_TASK DIRECTIONS:_
Reproduce the material word for word, from its first line through the line containing "- illustration: lifebuoy".

_EXERCISE MATERIALS:_
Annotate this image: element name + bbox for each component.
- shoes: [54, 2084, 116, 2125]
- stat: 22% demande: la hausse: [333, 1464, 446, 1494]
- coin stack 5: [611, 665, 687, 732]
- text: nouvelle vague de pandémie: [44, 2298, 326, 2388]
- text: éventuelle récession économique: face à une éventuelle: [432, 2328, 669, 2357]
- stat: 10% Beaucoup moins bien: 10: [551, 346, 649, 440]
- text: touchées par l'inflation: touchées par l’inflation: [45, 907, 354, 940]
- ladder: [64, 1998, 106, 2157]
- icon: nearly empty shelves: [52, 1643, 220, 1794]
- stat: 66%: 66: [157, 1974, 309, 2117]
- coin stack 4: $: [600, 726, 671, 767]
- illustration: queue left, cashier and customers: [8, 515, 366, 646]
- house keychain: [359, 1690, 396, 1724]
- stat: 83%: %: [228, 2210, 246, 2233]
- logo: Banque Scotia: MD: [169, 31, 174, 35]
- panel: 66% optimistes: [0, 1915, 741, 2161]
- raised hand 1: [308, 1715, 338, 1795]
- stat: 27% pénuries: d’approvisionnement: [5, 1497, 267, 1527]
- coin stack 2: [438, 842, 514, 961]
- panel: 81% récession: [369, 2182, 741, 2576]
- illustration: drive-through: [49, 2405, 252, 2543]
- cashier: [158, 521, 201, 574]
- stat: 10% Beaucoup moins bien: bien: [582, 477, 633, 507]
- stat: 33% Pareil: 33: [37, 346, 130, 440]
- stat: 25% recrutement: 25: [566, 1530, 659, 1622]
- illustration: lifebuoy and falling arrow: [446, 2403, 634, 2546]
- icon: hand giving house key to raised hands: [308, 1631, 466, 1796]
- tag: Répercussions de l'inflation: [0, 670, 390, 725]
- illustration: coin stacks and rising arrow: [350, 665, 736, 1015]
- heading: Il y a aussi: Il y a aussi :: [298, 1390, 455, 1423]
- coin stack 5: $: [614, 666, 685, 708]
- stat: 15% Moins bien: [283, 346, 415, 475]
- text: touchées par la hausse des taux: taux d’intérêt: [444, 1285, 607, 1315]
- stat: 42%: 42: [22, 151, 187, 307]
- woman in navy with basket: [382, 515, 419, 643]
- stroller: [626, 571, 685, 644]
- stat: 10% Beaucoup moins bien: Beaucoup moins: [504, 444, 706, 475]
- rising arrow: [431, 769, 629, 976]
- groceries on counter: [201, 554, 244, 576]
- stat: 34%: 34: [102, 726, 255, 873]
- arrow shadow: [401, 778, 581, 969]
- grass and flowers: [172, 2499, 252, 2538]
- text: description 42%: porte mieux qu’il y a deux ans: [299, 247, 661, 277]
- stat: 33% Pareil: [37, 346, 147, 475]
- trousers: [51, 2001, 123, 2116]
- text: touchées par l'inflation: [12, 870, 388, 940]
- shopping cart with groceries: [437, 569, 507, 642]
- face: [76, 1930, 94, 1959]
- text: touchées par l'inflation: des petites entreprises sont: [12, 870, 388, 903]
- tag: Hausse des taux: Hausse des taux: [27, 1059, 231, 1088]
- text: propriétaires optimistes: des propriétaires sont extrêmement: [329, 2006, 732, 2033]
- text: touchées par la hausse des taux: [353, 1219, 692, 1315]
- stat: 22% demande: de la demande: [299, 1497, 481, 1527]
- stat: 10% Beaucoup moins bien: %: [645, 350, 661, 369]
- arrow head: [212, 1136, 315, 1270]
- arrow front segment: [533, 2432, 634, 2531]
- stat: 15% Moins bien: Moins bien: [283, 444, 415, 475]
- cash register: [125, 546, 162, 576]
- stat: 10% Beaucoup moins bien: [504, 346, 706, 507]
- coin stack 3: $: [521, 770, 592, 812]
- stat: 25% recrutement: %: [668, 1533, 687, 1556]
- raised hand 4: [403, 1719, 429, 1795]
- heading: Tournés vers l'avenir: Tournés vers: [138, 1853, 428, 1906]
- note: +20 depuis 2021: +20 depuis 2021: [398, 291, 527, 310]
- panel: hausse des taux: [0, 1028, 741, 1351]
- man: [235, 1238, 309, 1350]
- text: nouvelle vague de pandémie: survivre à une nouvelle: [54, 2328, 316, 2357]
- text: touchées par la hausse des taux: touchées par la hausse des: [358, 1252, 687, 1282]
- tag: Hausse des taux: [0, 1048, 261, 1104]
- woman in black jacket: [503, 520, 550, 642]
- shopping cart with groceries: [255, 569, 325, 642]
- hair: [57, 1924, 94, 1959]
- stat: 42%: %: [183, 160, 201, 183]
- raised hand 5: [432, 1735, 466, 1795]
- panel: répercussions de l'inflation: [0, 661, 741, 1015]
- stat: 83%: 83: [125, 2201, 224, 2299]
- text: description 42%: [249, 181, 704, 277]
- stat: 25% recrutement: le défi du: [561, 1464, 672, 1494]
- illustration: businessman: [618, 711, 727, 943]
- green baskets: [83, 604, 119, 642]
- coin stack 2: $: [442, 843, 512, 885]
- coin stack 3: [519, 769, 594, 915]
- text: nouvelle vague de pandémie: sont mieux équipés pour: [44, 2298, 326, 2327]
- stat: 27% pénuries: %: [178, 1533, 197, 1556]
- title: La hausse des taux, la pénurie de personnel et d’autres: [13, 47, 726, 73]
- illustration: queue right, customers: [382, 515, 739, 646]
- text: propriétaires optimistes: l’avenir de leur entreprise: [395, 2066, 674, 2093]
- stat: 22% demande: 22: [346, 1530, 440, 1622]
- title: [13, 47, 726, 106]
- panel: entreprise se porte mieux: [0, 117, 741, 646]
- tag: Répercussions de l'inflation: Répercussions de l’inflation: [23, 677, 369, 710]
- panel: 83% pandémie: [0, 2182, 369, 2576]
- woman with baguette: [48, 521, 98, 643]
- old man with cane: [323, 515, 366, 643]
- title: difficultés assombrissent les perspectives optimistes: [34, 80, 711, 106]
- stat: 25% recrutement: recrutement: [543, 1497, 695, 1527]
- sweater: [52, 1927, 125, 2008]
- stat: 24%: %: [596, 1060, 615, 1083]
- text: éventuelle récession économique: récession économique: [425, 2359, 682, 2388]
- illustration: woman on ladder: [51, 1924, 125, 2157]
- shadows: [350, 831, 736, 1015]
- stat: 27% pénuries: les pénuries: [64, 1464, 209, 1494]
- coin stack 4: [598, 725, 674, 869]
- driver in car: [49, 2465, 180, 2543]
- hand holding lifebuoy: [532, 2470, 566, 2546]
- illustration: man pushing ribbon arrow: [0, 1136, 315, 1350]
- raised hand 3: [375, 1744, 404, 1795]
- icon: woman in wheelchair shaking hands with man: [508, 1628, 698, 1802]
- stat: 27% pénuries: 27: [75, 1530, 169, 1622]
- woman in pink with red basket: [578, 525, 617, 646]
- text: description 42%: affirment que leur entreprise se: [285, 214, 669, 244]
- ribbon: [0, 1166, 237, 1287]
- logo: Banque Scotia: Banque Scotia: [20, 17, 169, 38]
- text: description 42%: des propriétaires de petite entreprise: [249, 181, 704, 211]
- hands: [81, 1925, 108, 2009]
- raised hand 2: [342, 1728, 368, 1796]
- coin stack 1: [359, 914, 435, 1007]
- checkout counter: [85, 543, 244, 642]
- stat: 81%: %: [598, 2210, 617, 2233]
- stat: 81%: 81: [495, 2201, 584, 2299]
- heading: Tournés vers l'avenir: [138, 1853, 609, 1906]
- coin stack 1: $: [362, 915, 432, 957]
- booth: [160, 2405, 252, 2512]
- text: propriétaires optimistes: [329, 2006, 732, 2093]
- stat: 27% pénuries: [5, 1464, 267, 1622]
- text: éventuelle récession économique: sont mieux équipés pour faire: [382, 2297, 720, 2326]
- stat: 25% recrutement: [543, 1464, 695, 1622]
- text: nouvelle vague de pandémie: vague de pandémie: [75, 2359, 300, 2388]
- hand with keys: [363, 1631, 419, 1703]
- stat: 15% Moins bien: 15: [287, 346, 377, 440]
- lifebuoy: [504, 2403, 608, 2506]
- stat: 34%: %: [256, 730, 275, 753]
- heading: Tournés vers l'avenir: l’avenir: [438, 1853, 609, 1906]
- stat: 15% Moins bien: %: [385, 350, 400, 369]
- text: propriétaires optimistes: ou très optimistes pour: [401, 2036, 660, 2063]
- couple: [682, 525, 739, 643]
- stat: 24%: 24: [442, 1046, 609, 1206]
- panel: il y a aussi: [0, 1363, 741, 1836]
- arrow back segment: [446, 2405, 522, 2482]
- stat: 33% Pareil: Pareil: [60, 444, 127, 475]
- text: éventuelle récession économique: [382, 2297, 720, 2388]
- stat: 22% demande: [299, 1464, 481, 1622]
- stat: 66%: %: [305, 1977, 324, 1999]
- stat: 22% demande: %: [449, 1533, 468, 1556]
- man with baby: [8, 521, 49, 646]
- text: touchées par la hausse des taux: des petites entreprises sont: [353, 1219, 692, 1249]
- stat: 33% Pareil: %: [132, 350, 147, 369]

_OUTPUT OF THE TASK:_
Annotate this image: element name + bbox for each component.
- shoes: [54, 2084, 116, 2125]
- stat: 22% demande: la hausse: [333, 1464, 446, 1494]
- coin stack 5: [611, 665, 687, 732]
- text: nouvelle vague de pandémie: [44, 2298, 326, 2388]
- text: éventuelle récession économique: face à une éventuelle: [432, 2328, 669, 2357]
- stat: 10% Beaucoup moins bien: 10: [551, 346, 649, 440]
- text: touchées par l'inflation: touchées par l’inflation: [45, 907, 354, 940]
- ladder: [64, 1998, 106, 2157]
- icon: nearly empty shelves: [52, 1643, 220, 1794]
- stat: 66%: 66: [157, 1974, 309, 2117]
- coin stack 4: $: [600, 726, 671, 767]
- illustration: queue left, cashier and customers: [8, 515, 366, 646]
- house keychain: [359, 1690, 396, 1724]
- stat: 83%: %: [228, 2210, 246, 2233]
- logo: Banque Scotia: MD: [169, 31, 174, 35]
- panel: 66% optimistes: [0, 1915, 741, 2161]
- raised hand 1: [308, 1715, 338, 1795]
- stat: 27% pénuries: d’approvisionnement: [5, 1497, 267, 1527]
- coin stack 2: [438, 842, 514, 961]
- panel: 81% récession: [369, 2182, 741, 2576]
- illustration: drive-through: [49, 2405, 252, 2543]
- cashier: [158, 521, 201, 574]
- stat: 10% Beaucoup moins bien: bien: [582, 477, 633, 507]
- stat: 33% Pareil: 33: [37, 346, 130, 440]
- stat: 25% recrutement: 25: [566, 1530, 659, 1622]
- illustration: lifebuoy and falling arrow: [446, 2403, 634, 2546]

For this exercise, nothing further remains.